EXERCISE 1:
Give the stretch of the financing text from "During the six months ended June 30, 2021, cash" through "call spread transactions." again, substituting "Convertible Notes" for "Convertible Senior Notes".

**** DOCUMENT EXCERPT ****

During the six months ended June 30, 2021, cash flows from operating activities and net proceeds from the issuance of the Convertible Senior Notes were used to finance $126.7 million of drilling and development cash expenditures, repay net borrowings of $75.0 million under our credit facility, redeem $127.1 million of our 2025 senior secured notes outstanding and to fund $14.7 million in capped call spread transactions.
During the six months ended June 30, 2020, cash flows from operating activities, cash on hand, and net borrowings of $195.0 million under our credit facility were used to finance $271.4 million of drilling and development cash expenditures, to fund $6.1 million in oil and gas property acquisitions, and to finance $5.1 million of debt issuance and exchange costs.
Credit Agreement
CRP, our consolidated subsidiary, has a credit agreement with a syndicate of banks that provides for a five-year secured revolving credit facility, maturing on May 4, 2023 (the “Credit Agreement”). As of June 30, 2021, we had $255.0 million in borrowings outstanding and $441.0 million in available borrowing capacity, which was net of $4.0 million in letters of credit. The borrowing base had previously been reduced by an availability blocker of $31.8 million, however, the blocker was removed as a result of the Senior Secured Note redemption discussed above. In connection with the Credit Agreement’s spring 2021 semi-annual borrowing base redetermination, the borrowing base and amount of elected commitments were reaffirmed at $700.0 million.
CRP’s Credit Agreement contains restrictive covenants that limit its ability to, among other things: (i) incur additional indebtedness; (ii) make investments and loans; (iii) enter into mergers; (iv) make or declare dividends; (v) enter into commodity hedges exceeding a specified percentage of our expected production; (vi) enter into interest rate hedges exceeding a specified percentage of its outstanding indebtedness; (vii) incur liens; (viii) sell assets; and (ix) engage in transactions with affiliates.

****

EXERCISE 2:
Express every line of the records below as a JSON list of strings, one string per line. Leave out blank lines and the pictures.

**** RECORDS FOR THE TASK ****

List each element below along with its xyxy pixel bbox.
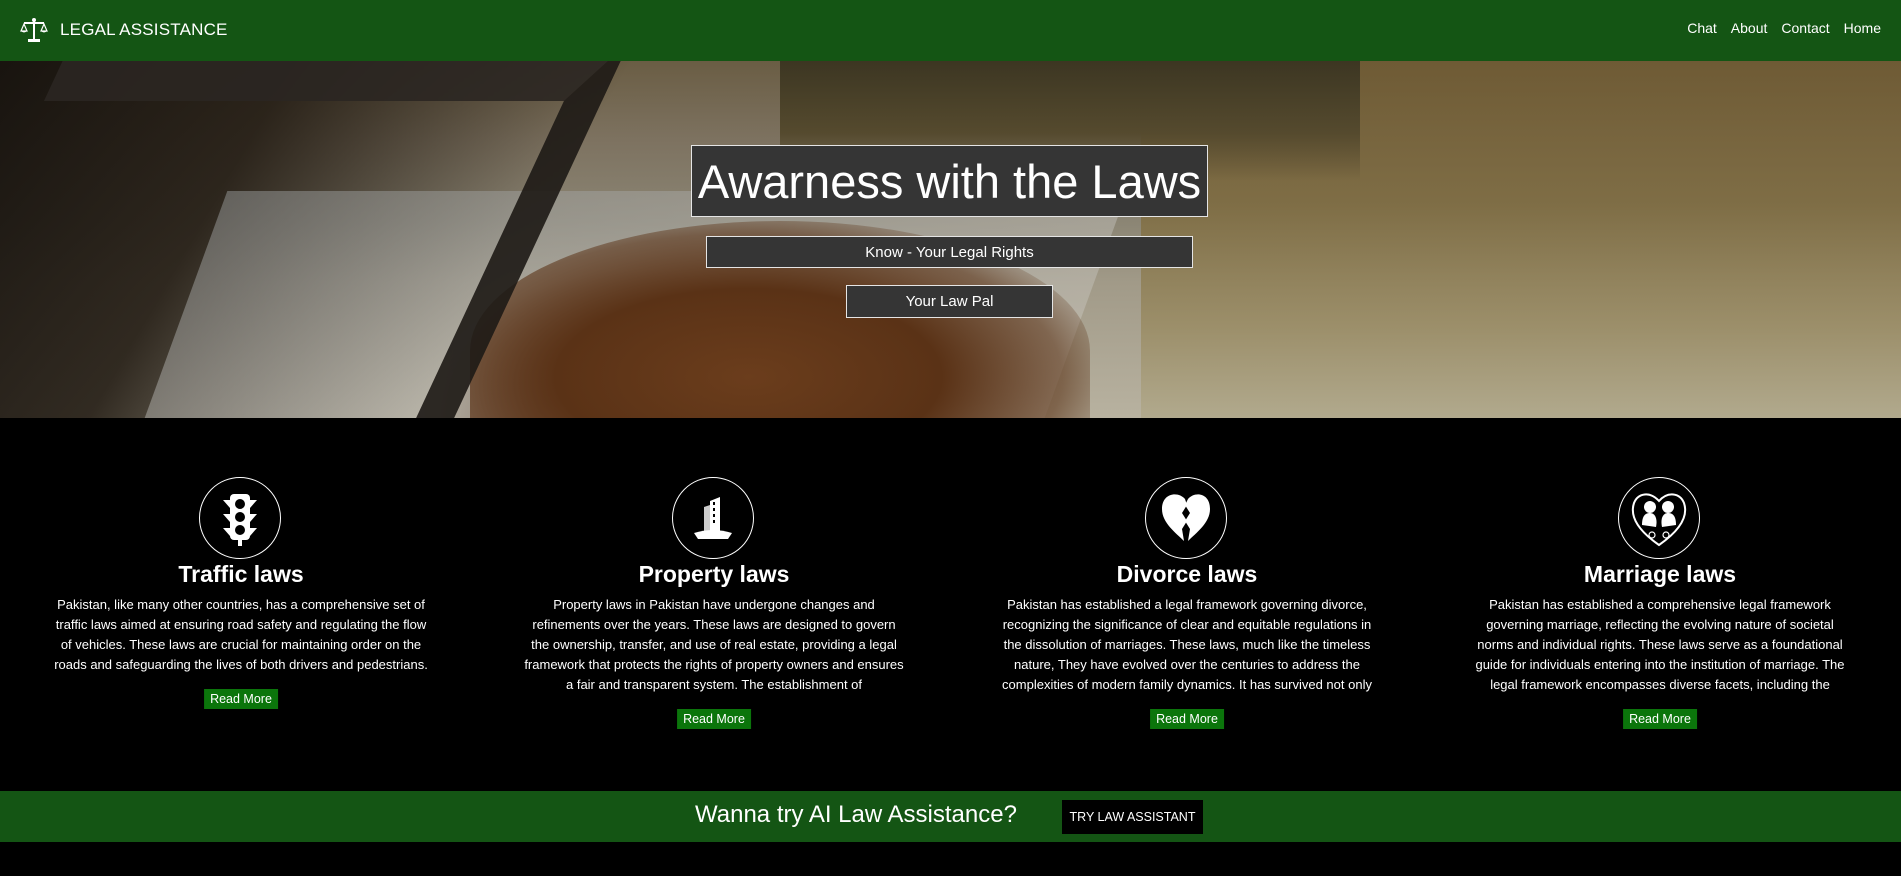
card-description: Pakistan has established a legal framewo… [1002,597,1372,692]
navbar: LEGAL ASSISTANCE Chat About Contact Home [0,0,1901,61]
building-icon [672,477,754,559]
card-title: Marriage laws [1583,561,1737,587]
broken-heart-icon [1145,477,1227,559]
read-more-button[interactable]: Read More [1623,709,1697,729]
read-more-button[interactable]: Read More [204,689,278,709]
card-title: Property laws [638,561,790,587]
nav-links: Chat About Contact Home [1673,20,1881,36]
nav-link-about[interactable]: About [1731,20,1768,36]
scales-of-justice-icon [20,18,48,42]
cta-bar: Wanna try AI Law Assistance? TRY LAW ASS… [0,791,1901,842]
hero-subtitle: Know - Your Legal Rights [706,236,1193,268]
nav-link-home[interactable]: Home [1844,20,1881,36]
brand-name: LEGAL ASSISTANCE [60,20,228,39]
traffic-light-icon [199,477,281,559]
cta-text: Wanna try AI Law Assistance? [695,801,1017,828]
couple-heart-icon [1618,477,1700,559]
nav-link-chat[interactable]: Chat [1687,20,1717,36]
card-description: Property laws in Pakistan have undergone… [524,597,904,692]
card-title: Divorce laws [1116,561,1258,587]
brand[interactable]: LEGAL ASSISTANCE [20,14,228,46]
read-more-button[interactable]: Read More [1150,709,1224,729]
read-more-button[interactable]: Read More [677,709,751,729]
card-description: Pakistan has established a comprehensive… [1475,597,1845,692]
nav-link-contact[interactable]: Contact [1781,20,1829,36]
card-description: Pakistan, like many other countries, has… [54,597,428,672]
law-pal-button[interactable]: Your Law Pal [846,285,1053,318]
law-categories: Traffic laws Pakistan, like many other c… [0,418,1901,790]
card-title: Traffic laws [178,561,304,587]
hero-title: Awarness with the Laws [691,145,1208,217]
try-law-assistant-button[interactable]: TRY LAW ASSISTANT [1062,800,1203,834]
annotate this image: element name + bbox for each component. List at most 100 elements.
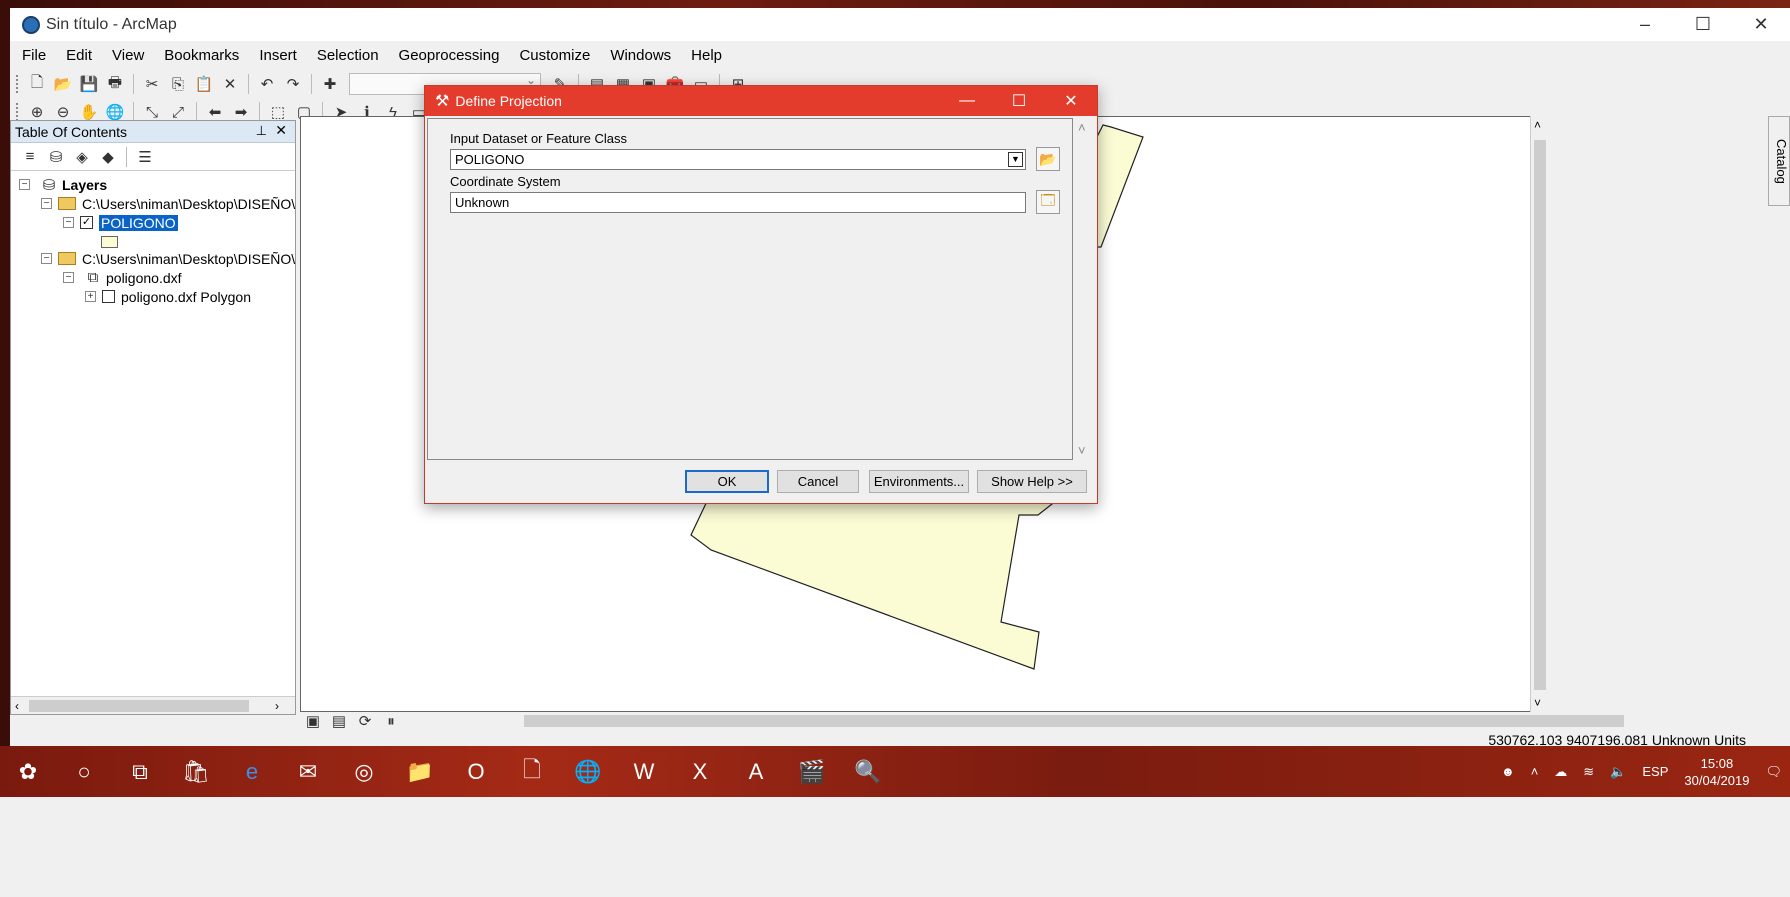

****

EXERCISE SOLUTION 1:
During the six months ended June 30, 2021, cash flows from operating activities and net proceeds from the issuance of the Convertible Notes were used to finance $126.7 million of drilling and development cash expenditures, repay net borrowings of $75.0 million under our credit facility, redeem $127.1 million of our 2025 senior secured notes outstanding and to fund $14.7 million in capped call spread transactions.

EXERCISE SOLUTION 2:
[
  "List each element below along with its xyxy pixel bbox.",
  "card-description: Pakistan has established a legal framewo… [1002,597,1372,692]",
  "navbar: LEGAL ASSISTANCE Chat About Contact Home [0,0,1901,61]",
  "building-icon [672,477,754,559]",
  "card-title: Marriage laws [1583,561,1737,587]",
  "broken-heart-icon [1145,477,1227,559]",
  "read-more-button[interactable]: Read More [1623,709,1697,729]",
  "read-more-button[interactable]: Read More [204,689,278,709]",
  "card-title: Property laws [638,561,790,587]",
  "nav-links: Chat About Contact Home [1673,20,1881,36]",
  "nav-link-about[interactable]: About [1731,20,1768,36]",
  "scales-of-justice-icon [20,18,48,42]",
  "cta-bar: Wanna try AI Law Assistance? TRY LAW ASS… [0,791,1901,842]",
  "hero-subtitle: Know - Your Legal Rights [706,236,1193,268]",
  "nav-link-home[interactable]: Home [1844,20,1881,36]",
  "brand-name: LEGAL ASSISTANCE [60,20,228,39]",
  "traffic-light-icon [199,477,281,559]",
  "cta-text: Wanna try AI Law Assistance? [695,801,1017,828]",
  "couple-heart-icon [1618,477,1700,559]",
  "nav-link-chat[interactable]: Chat [1687,20,1717,36]",
  "card-description: Property laws in Pakistan have undergone… [524,597,904,692]",
  "card-title: Divorce laws [1116,561,1258,587]",
  "brand[interactable]: LEGAL ASSISTANCE [20,14,228,46]",
  "read-more-button[interactable]: Read More [1150,709,1224,729]",
  "read-more-button[interactable]: Read More [677,709,751,729]",
  "card-description: Pakistan has established a comprehensive… [1475,597,1845,692]",
  "nav-link-contact[interactable]: Contact [1781,20,1829,36]",
  "card-description: Pakistan, like many other countries, has… [54,597,428,672]",
  "law-pal-button[interactable]: Your Law Pal [846,285,1053,318]",
  "law-categories: Traffic laws Pakistan, like many other c… [0,418,1901,790]",
  "card-title: Traffic laws [178,561,304,587]",
  "hero-title: Awarness with the Laws [691,145,1208,217]",
  "try-law-assistant-button[interactable]: TRY LAW ASSISTANT [1062,800,1203,834]",
  "annotate this image: element name + bbox for each component. List at most 100 elements."
]